(Items listed in a dataset)
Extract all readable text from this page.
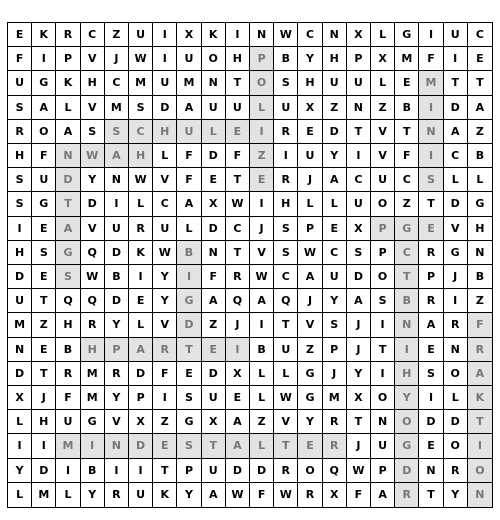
E	K	R	C	Z	U	I	X	K	I	N	W	C	N	X	L	G	I	U	C
F	I	P	V	J	W	I	U	O	H	P	B	Y	H	P	X	M	F	I	E
U	G	K	H	C	M	U	M	N	T	O	S	H	U	U	L	E	M	T	T
S	A	L	V	M	S	D	A	U	U	L	U	X	Z	N	Z	B	I	D	A
R	O	A	S	S	C	H	U	L	E	I	R	E	D	T	V	T	N	A	Z
H	F	N	W	A	H	L	F	D	F	Z	I	U	Y	I	V	F	I	C	B
S	U	D	Y	N	W	V	F	E	T	E	R	J	A	C	U	C	S	L	L
S	G	T	D	I	L	C	A	X	W	I	H	L	L	U	O	Z	T	D	G
I	E	A	V	U	R	U	L	D	C	J	S	P	E	X	P	G	E	V	H
H	S	G	Q	D	K	W	B	N	T	V	S	W	C	S	P	C	R	G	N
D	E	S	W	B	I	Y	I	F	R	W	C	A	U	D	O	T	P	J	B
U	T	Q	Q	D	E	Y	G	A	Q	A	Q	J	Y	A	S	B	R	I	Z
M	Z	H	R	Y	L	V	D	Z	J	I	T	V	S	J	I	N	A	R	F
N	E	B	H	P	A	R	T	E	I	B	U	Z	P	J	T	I	E	N	R
D	T	R	M	R	D	F	E	D	X	L	L	G	J	Y	I	H	S	O	A
X	J	F	M	Y	P	I	S	U	E	L	W	G	M	X	O	Y	I	L	K
L	H	U	G	V	X	Z	G	X	A	Z	V	Y	R	T	N	O	D	D	T
I	I	M	I	N	D	E	S	T	A	L	T	E	R	J	U	G	E	O	I
Y	D	I	B	I	I	T	P	U	D	D	R	O	Q	W	P	D	N	R	O
L	M	L	Y	R	U	K	Y	A	W	F	W	R	X	F	A	R	T	Y	N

**What the exercise asks:** Repeat all of the records verbatim, leaving out the pictures.

**The output:**
Extract all readable text from this page.
E	K	R	C	Z	U	I	X	K	I	N	W	C	N	X	L	G	I	U	C
F	I	P	V	J	W	I	U	O	H	P	B	Y	H	P	X	M	F	I	E
U	G	K	H	C	M	U	M	N	T	O	S	H	U	U	L	E	M	T	T
S	A	L	V	M	S	D	A	U	U	L	U	X	Z	N	Z	B	I	D	A
R	O	A	S	S	C	H	U	L	E	I	R	E	D	T	V	T	N	A	Z
H	F	N	W	A	H	L	F	D	F	Z	I	U	Y	I	V	F	I	C	B
S	U	D	Y	N	W	V	F	E	T	E	R	J	A	C	U	C	S	L	L
S	G	T	D	I	L	C	A	X	W	I	H	L	L	U	O	Z	T	D	G
I	E	A	V	U	R	U	L	D	C	J	S	P	E	X	P	G	E	V	H
H	S	G	Q	D	K	W	B	N	T	V	S	W	C	S	P	C	R	G	N
D	E	S	W	B	I	Y	I	F	R	W	C	A	U	D	O	T	P	J	B
U	T	Q	Q	D	E	Y	G	A	Q	A	Q	J	Y	A	S	B	R	I	Z
M	Z	H	R	Y	L	V	D	Z	J	I	T	V	S	J	I	N	A	R	F
N	E	B	H	P	A	R	T	E	I	B	U	Z	P	J	T	I	E	N	R
D	T	R	M	R	D	F	E	D	X	L	L	G	J	Y	I	H	S	O	A
X	J	F	M	Y	P	I	S	U	E	L	W	G	M	X	O	Y	I	L	K
L	H	U	G	V	X	Z	G	X	A	Z	V	Y	R	T	N	O	D	D	T
I	I	M	I	N	D	E	S	T	A	L	T	E	R	J	U	G	E	O	I
Y	D	I	B	I	I	T	P	U	D	D	R	O	Q	W	P	D	N	R	O
L	M	L	Y	R	U	K	Y	A	W	F	W	R	X	F	A	R	T	Y	N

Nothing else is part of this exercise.